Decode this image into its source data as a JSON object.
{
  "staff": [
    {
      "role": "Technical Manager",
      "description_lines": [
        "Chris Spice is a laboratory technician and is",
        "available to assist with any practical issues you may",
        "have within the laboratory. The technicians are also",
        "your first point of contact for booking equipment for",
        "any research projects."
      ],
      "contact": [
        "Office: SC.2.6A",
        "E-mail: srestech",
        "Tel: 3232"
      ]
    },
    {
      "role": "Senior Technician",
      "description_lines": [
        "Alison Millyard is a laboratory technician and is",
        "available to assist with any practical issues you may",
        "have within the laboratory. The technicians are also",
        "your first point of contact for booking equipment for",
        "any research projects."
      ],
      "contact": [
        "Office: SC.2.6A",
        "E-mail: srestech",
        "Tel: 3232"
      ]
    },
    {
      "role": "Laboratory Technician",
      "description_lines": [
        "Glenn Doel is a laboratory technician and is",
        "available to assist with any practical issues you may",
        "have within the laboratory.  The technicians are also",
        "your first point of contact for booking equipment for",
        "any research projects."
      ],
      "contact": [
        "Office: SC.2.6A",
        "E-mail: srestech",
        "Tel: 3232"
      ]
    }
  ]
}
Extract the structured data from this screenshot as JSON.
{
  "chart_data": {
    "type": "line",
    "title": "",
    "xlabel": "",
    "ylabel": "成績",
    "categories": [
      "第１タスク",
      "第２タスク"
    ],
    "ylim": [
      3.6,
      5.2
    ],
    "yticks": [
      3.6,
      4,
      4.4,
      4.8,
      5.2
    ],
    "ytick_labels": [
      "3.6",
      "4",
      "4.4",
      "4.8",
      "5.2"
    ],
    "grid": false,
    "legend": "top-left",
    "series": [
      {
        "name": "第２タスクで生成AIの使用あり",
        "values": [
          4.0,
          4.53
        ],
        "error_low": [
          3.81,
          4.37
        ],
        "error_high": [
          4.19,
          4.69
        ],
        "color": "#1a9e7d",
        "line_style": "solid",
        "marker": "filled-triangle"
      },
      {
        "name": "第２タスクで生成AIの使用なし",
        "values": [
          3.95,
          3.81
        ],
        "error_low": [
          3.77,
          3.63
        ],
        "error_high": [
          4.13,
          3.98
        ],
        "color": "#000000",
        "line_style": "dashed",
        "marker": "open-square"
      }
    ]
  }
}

____

**GOAL OF THE EXERCISE**
Take the lines above and print them exactly.

**IN RESPONSE**
Decode this image into its source data as a JSON object.
{
  "staff": [
    {
      "role": "Technical Manager",
      "description_lines": [
        "Chris Spice is a laboratory technician and is",
        "available to assist with any practical issues you may",
        "have within the laboratory. The technicians are also",
        "your first point of contact for booking equipment for",
        "any research projects."
      ],
      "contact": [
        "Office: SC.2.6A",
        "E-mail: srestech",
        "Tel: 3232"
      ]
    },
    {
      "role": "Senior Technician",
      "description_lines": [
        "Alison Millyard is a laboratory technician and is",
        "available to assist with any practical issues you may",
        "have within the laboratory. The technicians are also",
        "your first point of contact for booking equipment for",
        "any research projects."
      ],
      "contact": [
        "Office: SC.2.6A",
        "E-mail: srestech",
        "Tel: 3232"
      ]
    },
    {
      "role": "Laboratory Technician",
      "description_lines": [
        "Glenn Doel is a laboratory technician and is",
        "available to assist with any practical issues you may",
        "have within the laboratory.  The technicians are also",
        "your first point of contact for booking equipment for",
        "any research projects."
      ],
      "contact": [
        "Office: SC.2.6A",
        "E-mail: srestech",
        "Tel: 3232"
      ]
    }
  ]
}
Extract the structured data from this screenshot as JSON.
{
  "chart_data": {
    "type": "line",
    "title": "",
    "xlabel": "",
    "ylabel": "成績",
    "categories": [
      "第１タスク",
      "第２タスク"
    ],
    "ylim": [
      3.6,
      5.2
    ],
    "yticks": [
      3.6,
      4,
      4.4,
      4.8,
      5.2
    ],
    "ytick_labels": [
      "3.6",
      "4",
      "4.4",
      "4.8",
      "5.2"
    ],
    "grid": false,
    "legend": "top-left",
    "series": [
      {
        "name": "第２タスクで生成AIの使用あり",
        "values": [
          4.0,
          4.53
        ],
        "error_low": [
          3.81,
          4.37
        ],
        "error_high": [
          4.19,
          4.69
        ],
        "color": "#1a9e7d",
        "line_style": "solid",
        "marker": "filled-triangle"
      },
      {
        "name": "第２タスクで生成AIの使用なし",
        "values": [
          3.95,
          3.81
        ],
        "error_low": [
          3.77,
          3.63
        ],
        "error_high": [
          4.13,
          3.98
        ],
        "color": "#000000",
        "line_style": "dashed",
        "marker": "open-square"
      }
    ]
  }
}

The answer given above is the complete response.